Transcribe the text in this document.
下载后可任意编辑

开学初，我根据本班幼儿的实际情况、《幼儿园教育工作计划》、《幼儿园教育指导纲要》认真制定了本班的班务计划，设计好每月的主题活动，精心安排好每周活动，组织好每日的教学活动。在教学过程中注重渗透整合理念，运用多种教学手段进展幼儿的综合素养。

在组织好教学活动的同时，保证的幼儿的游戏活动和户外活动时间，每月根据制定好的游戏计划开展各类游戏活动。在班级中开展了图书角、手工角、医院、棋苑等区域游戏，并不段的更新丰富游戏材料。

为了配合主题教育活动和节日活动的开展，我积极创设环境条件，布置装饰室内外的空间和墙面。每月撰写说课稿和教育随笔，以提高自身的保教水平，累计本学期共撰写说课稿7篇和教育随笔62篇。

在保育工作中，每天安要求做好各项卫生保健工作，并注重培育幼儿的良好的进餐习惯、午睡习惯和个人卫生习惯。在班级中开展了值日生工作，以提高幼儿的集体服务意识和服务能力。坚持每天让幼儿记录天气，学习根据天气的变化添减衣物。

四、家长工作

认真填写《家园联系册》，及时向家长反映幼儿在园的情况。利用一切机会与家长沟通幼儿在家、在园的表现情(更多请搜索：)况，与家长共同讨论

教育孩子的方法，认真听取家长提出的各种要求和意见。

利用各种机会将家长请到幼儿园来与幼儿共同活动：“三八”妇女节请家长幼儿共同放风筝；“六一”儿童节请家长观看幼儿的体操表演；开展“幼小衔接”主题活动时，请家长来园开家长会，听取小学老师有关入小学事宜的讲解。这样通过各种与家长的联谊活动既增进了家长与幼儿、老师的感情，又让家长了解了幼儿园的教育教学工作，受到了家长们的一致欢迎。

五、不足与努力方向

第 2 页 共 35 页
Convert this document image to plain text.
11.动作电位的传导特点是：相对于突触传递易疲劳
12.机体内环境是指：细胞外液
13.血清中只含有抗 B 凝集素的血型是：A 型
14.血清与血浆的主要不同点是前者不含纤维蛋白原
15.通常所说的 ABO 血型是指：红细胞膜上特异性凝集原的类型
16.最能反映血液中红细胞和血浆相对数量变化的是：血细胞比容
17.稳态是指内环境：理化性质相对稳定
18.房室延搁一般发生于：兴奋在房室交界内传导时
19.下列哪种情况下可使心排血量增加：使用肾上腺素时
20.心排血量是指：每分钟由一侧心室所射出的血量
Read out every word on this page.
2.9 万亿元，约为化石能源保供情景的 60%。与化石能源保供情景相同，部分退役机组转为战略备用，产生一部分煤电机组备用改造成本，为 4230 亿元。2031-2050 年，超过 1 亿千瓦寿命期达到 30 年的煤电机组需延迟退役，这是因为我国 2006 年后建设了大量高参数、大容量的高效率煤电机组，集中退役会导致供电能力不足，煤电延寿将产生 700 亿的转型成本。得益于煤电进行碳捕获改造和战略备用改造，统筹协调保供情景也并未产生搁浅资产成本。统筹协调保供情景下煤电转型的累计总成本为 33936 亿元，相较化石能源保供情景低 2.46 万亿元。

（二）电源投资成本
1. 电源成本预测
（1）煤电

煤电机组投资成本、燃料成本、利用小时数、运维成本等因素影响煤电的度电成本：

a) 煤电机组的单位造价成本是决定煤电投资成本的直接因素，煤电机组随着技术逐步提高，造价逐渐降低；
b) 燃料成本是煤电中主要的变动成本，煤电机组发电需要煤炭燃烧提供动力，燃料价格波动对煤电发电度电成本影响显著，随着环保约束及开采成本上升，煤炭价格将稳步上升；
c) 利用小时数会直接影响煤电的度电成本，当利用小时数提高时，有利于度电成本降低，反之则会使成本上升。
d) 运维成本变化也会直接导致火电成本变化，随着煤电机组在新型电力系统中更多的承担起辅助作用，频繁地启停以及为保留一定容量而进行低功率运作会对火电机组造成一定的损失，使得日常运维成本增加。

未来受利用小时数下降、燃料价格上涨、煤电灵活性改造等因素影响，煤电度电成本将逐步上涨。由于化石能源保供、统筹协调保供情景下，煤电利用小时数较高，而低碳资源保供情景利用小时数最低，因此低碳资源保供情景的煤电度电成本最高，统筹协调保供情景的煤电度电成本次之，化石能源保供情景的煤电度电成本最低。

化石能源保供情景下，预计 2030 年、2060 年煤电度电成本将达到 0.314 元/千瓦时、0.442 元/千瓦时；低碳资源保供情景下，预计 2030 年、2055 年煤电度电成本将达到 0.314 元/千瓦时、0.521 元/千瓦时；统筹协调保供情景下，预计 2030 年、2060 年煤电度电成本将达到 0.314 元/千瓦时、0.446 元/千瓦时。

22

REQUIREMENTS:
Produce an exact repeat of the lines from the one containing "Convert this document image to plain text." through the last line of the data, and nothing more.

EXPECTED ANSWER:
Convert this document image to plain text.
11.动作电位的传导特点是：相对于突触传递易疲劳
12.机体内环境是指：细胞外液
13.血清中只含有抗 B 凝集素的血型是：A 型
14.血清与血浆的主要不同点是前者不含纤维蛋白原
15.通常所说的 ABO 血型是指：红细胞膜上特异性凝集原的类型
16.最能反映血液中红细胞和血浆相对数量变化的是：血细胞比容
17.稳态是指内环境：理化性质相对稳定
18.房室延搁一般发生于：兴奋在房室交界内传导时
19.下列哪种情况下可使心排血量增加：使用肾上腺素时
20.心排血量是指：每分钟由一侧心室所射出的血量
Read out every word on this page.
2.9 万亿元，约为化石能源保供情景的 60%。与化石能源保供情景相同，部分退役机组转为战略备用，产生一部分煤电机组备用改造成本，为 4230 亿元。2031-2050 年，超过 1 亿千瓦寿命期达到 30 年的煤电机组需延迟退役，这是因为我国 2006 年后建设了大量高参数、大容量的高效率煤电机组，集中退役会导致供电能力不足，煤电延寿将产生 700 亿的转型成本。得益于煤电进行碳捕获改造和战略备用改造，统筹协调保供情景也并未产生搁浅资产成本。统筹协调保供情景下煤电转型的累计总成本为 33936 亿元，相较化石能源保供情景低 2.46 万亿元。

（二）电源投资成本
1. 电源成本预测
（1）煤电

煤电机组投资成本、燃料成本、利用小时数、运维成本等因素影响煤电的度电成本：

a) 煤电机组的单位造价成本是决定煤电投资成本的直接因素，煤电机组随着技术逐步提高，造价逐渐降低；
b) 燃料成本是煤电中主要的变动成本，煤电机组发电需要煤炭燃烧提供动力，燃料价格波动对煤电发电度电成本影响显著，随着环保约束及开采成本上升，煤炭价格将稳步上升；
c) 利用小时数会直接影响煤电的度电成本，当利用小时数提高时，有利于度电成本降低，反之则会使成本上升。
d) 运维成本变化也会直接导致火电成本变化，随着煤电机组在新型电力系统中更多的承担起辅助作用，频繁地启停以及为保留一定容量而进行低功率运作会对火电机组造成一定的损失，使得日常运维成本增加。

未来受利用小时数下降、燃料价格上涨、煤电灵活性改造等因素影响，煤电度电成本将逐步上涨。由于化石能源保供、统筹协调保供情景下，煤电利用小时数较高，而低碳资源保供情景利用小时数最低，因此低碳资源保供情景的煤电度电成本最高，统筹协调保供情景的煤电度电成本次之，化石能源保供情景的煤电度电成本最低。

化石能源保供情景下，预计 2030 年、2060 年煤电度电成本将达到 0.314 元/千瓦时、0.442 元/千瓦时；低碳资源保供情景下，预计 2030 年、2055 年煤电度电成本将达到 0.314 元/千瓦时、0.521 元/千瓦时；统筹协调保供情景下，预计 2030 年、2060 年煤电度电成本将达到 0.314 元/千瓦时、0.446 元/千瓦时。

22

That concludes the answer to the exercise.